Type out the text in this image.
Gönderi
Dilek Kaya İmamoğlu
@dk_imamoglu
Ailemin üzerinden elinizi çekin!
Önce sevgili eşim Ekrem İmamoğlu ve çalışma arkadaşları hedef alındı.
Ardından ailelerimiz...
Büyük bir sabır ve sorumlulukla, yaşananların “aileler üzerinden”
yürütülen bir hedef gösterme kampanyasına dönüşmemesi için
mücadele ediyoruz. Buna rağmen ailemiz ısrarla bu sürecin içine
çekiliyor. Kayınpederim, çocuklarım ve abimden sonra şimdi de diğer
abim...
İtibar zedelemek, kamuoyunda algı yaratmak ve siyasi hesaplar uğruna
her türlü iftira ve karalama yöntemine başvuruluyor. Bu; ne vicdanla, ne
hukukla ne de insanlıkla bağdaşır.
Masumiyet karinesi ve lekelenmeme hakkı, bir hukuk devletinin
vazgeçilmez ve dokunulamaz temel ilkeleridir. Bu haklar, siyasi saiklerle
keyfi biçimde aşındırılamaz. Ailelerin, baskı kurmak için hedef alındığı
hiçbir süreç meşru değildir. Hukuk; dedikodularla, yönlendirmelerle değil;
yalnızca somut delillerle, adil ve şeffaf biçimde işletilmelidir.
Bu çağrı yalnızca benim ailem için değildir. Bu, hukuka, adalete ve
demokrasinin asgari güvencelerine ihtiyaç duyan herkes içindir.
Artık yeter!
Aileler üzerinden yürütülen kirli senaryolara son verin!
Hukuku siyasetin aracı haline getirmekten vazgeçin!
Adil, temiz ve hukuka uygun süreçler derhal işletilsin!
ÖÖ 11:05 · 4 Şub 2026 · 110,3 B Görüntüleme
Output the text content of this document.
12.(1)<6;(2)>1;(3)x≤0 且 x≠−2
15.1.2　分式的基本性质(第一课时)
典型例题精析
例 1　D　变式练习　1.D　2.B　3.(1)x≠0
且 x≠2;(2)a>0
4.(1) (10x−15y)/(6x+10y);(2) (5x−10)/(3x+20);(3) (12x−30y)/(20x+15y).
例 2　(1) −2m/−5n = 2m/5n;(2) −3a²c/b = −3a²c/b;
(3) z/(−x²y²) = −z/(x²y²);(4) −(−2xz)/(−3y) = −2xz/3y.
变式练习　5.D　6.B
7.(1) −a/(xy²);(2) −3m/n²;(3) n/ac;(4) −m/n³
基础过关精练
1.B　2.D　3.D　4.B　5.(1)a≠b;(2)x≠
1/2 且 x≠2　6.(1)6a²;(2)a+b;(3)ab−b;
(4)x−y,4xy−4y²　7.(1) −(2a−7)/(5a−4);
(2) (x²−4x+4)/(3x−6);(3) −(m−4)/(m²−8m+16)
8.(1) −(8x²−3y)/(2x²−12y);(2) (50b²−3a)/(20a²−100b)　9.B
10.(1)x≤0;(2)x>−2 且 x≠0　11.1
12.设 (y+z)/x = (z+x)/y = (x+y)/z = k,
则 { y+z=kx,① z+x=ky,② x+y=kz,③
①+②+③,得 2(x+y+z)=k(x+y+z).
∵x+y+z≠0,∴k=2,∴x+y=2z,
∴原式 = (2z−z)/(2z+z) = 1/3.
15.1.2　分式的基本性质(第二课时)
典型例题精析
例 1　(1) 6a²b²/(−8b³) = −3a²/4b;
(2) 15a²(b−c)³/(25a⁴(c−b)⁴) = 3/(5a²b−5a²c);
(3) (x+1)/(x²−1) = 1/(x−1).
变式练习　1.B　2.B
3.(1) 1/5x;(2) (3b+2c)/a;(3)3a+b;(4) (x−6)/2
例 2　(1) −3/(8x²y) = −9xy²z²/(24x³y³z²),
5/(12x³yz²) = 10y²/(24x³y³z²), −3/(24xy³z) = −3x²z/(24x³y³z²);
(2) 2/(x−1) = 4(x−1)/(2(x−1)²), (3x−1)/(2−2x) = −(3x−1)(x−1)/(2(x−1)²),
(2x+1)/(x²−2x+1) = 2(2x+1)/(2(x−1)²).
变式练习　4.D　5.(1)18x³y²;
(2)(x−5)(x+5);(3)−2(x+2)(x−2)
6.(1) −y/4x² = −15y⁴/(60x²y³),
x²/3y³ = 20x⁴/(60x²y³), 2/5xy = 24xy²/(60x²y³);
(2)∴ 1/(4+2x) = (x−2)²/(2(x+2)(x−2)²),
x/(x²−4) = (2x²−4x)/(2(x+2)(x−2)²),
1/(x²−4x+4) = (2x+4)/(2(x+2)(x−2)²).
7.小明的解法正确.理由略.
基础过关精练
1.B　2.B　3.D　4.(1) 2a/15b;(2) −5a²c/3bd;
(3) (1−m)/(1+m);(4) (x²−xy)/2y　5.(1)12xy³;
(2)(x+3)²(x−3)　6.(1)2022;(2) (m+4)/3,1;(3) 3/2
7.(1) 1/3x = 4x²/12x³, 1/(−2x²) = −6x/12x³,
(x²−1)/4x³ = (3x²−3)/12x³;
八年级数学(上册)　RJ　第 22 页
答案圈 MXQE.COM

WHAT IS NEEDED
Gather each line in these records that contains the string "değildir".

EXERCISE OUTPUT
hiçbir süreç meşru değildir. Hukuk; dedikodularla, yönlendirmelerle değil;
Bu çağrı yalnızca benim ailem için değildir. Bu, hukuka, adalete ve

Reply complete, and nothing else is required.